Do this → Reproduce the text on AI and the expanding role of the CIO word for word, from start to finish.

Document section →

——————————

As AI shifts from experimentation to enterprise-scale execution, the expectations placed on technology leaders are expanding in both scope and intensity. In San Francisco, senior executives from ConocoPhillips, Cloudflare, Grainger, Zscaler, NRG, T. Rowe Price, and Walgreens gathered for Metis Strategy’s Technology Leadership Institute (TLI) to work through what that shift requires of the modern CIO.
The discussion focused on a central challenge: how to lead effectively as the role continues to expand across strategy, execution, and enterprise influence.
As organizations move from AI pilots to scaled, embedded capabilities, technology leaders face mounting pressure to deliver measurable business outcomes. Participants emphasized the need to define and track value and to maintain tight alignment with the business as initiatives scale.
Uncertainty around AI’s impact on work makes the people dimension of any technology leader’s remit more critical than ever. Indeed, many CIOs today are tasked with raising the AI IQ of the entire organization, overcoming barriers to adoption, and bringing teams along through consistent communication and deliberate skill development.
At this level of leadership, many of the biggest challenges are people-driven. Navigating different working styles and shifting organizational dynamics is a core part of any CIO’s role. Building strong peer relationships and credibility across the enterprise becomes the foundation needed to move big initiatives forward. For aspiring CIOs, that means expanding learning and development beyond the latest tech and making sure to have a solid understanding of business context and enterprise-level decision making.

——————————

Data block →

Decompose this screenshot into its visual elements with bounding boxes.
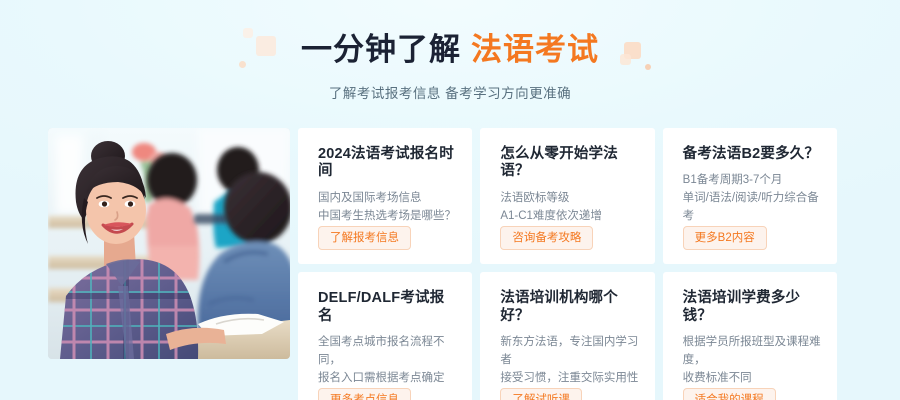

——————————

Result of the exercise →
As AI shifts from experimentation to enterprise-scale execution, the expectations placed on technology leaders are expanding in both scope and intensity. In San Francisco, senior executives from ConocoPhillips, Cloudflare, Grainger, Zscaler, NRG, T. Rowe Price, and Walgreens gathered for Metis Strategy’s Technology Leadership Institute (TLI) to work through what that shift requires of the modern CIO.
The discussion focused on a central challenge: how to lead effectively as the role continues to expand across strategy, execution, and enterprise influence.
As organizations move from AI pilots to scaled, embedded capabilities, technology leaders face mounting pressure to deliver measurable business outcomes. Participants emphasized the need to define and track value and to maintain tight alignment with the business as initiatives scale.
Uncertainty around AI’s impact on work makes the people dimension of any technology leader’s remit more critical than ever. Indeed, many CIOs today are tasked with raising the AI IQ of the entire organization, overcoming barriers to adoption, and bringing teams along through consistent communication and deliberate skill development.
At this level of leadership, many of the biggest challenges are people-driven. Navigating different working styles and shifting organizational dynamics is a core part of any CIO’s role. Building strong peer relationships and credibility across the enterprise becomes the foundation needed to move big initiatives forward. For aspiring CIOs, that means expanding learning and development beyond the latest tech and making sure to have a solid understanding of business context and enterprise-level decision making.